[Records from a dataset]
****************

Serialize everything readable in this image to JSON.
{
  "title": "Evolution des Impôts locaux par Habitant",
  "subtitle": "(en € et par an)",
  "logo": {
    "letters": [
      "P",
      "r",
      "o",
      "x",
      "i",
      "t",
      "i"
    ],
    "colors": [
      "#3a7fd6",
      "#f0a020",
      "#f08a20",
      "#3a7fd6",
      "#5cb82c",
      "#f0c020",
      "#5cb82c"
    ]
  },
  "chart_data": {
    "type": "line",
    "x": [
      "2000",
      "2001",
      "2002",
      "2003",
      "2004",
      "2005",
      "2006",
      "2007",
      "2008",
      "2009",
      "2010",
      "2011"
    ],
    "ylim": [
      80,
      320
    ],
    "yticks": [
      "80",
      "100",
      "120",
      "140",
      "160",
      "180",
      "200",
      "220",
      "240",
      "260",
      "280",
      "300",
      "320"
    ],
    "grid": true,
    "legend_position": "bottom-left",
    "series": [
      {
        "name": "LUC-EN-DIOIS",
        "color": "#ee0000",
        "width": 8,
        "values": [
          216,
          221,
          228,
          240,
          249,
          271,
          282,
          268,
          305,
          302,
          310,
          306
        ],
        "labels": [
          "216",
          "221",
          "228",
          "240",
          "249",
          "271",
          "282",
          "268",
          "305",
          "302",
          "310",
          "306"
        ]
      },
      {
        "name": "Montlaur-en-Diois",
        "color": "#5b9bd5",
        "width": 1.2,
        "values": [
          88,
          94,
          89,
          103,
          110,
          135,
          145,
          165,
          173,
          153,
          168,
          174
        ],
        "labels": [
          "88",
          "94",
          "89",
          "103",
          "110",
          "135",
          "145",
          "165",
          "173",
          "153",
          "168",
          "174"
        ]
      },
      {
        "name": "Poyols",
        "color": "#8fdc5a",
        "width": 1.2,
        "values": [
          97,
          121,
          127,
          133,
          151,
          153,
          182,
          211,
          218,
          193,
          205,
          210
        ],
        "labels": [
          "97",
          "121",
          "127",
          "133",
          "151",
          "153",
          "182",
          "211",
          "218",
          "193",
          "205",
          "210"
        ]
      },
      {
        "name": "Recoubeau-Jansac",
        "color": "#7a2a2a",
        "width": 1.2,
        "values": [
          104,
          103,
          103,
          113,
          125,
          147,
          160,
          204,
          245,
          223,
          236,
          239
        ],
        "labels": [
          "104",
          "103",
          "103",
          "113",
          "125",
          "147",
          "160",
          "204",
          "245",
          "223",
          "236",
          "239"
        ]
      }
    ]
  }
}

****************

[WHAT NEEDS TO BE DONE] Your task is to repeat every entry exactly.

[REPLY TO THE EXERCISE]
Serialize everything readable in this image to JSON.
{
  "title": "Evolution des Impôts locaux par Habitant",
  "subtitle": "(en € et par an)",
  "logo": {
    "letters": [
      "P",
      "r",
      "o",
      "x",
      "i",
      "t",
      "i"
    ],
    "colors": [
      "#3a7fd6",
      "#f0a020",
      "#f08a20",
      "#3a7fd6",
      "#5cb82c",
      "#f0c020",
      "#5cb82c"
    ]
  },
  "chart_data": {
    "type": "line",
    "x": [
      "2000",
      "2001",
      "2002",
      "2003",
      "2004",
      "2005",
      "2006",
      "2007",
      "2008",
      "2009",
      "2010",
      "2011"
    ],
    "ylim": [
      80,
      320
    ],
    "yticks": [
      "80",
      "100",
      "120",
      "140",
      "160",
      "180",
      "200",
      "220",
      "240",
      "260",
      "280",
      "300",
      "320"
    ],
    "grid": true,
    "legend_position": "bottom-left",
    "series": [
      {
        "name": "LUC-EN-DIOIS",
        "color": "#ee0000",
        "width": 8,
        "values": [
          216,
          221,
          228,
          240,
          249,
          271,
          282,
          268,
          305,
          302,
          310,
          306
        ],
        "labels": [
          "216",
          "221",
          "228",
          "240",
          "249",
          "271",
          "282",
          "268",
          "305",
          "302",
          "310",
          "306"
        ]
      },
      {
        "name": "Montlaur-en-Diois",
        "color": "#5b9bd5",
        "width": 1.2,
        "values": [
          88,
          94,
          89,
          103,
          110,
          135,
          145,
          165,
          173,
          153,
          168,
          174
        ],
        "labels": [
          "88",
          "94",
          "89",
          "103",
          "110",
          "135",
          "145",
          "165",
          "173",
          "153",
          "168",
          "174"
        ]
      },
      {
        "name": "Poyols",
        "color": "#8fdc5a",
        "width": 1.2,
        "values": [
          97,
          121,
          127,
          133,
          151,
          153,
          182,
          211,
          218,
          193,
          205,
          210
        ],
        "labels": [
          "97",
          "121",
          "127",
          "133",
          "151",
          "153",
          "182",
          "211",
          "218",
          "193",
          "205",
          "210"
        ]
      },
      {
        "name": "Recoubeau-Jansac",
        "color": "#7a2a2a",
        "width": 1.2,
        "values": [
          104,
          103,
          103,
          113,
          125,
          147,
          160,
          204,
          245,
          223,
          236,
          239
        ],
        "labels": [
          "104",
          "103",
          "103",
          "113",
          "125",
          "147",
          "160",
          "204",
          "245",
          "223",
          "236",
          "239"
        ]
      }
    ]
  }
}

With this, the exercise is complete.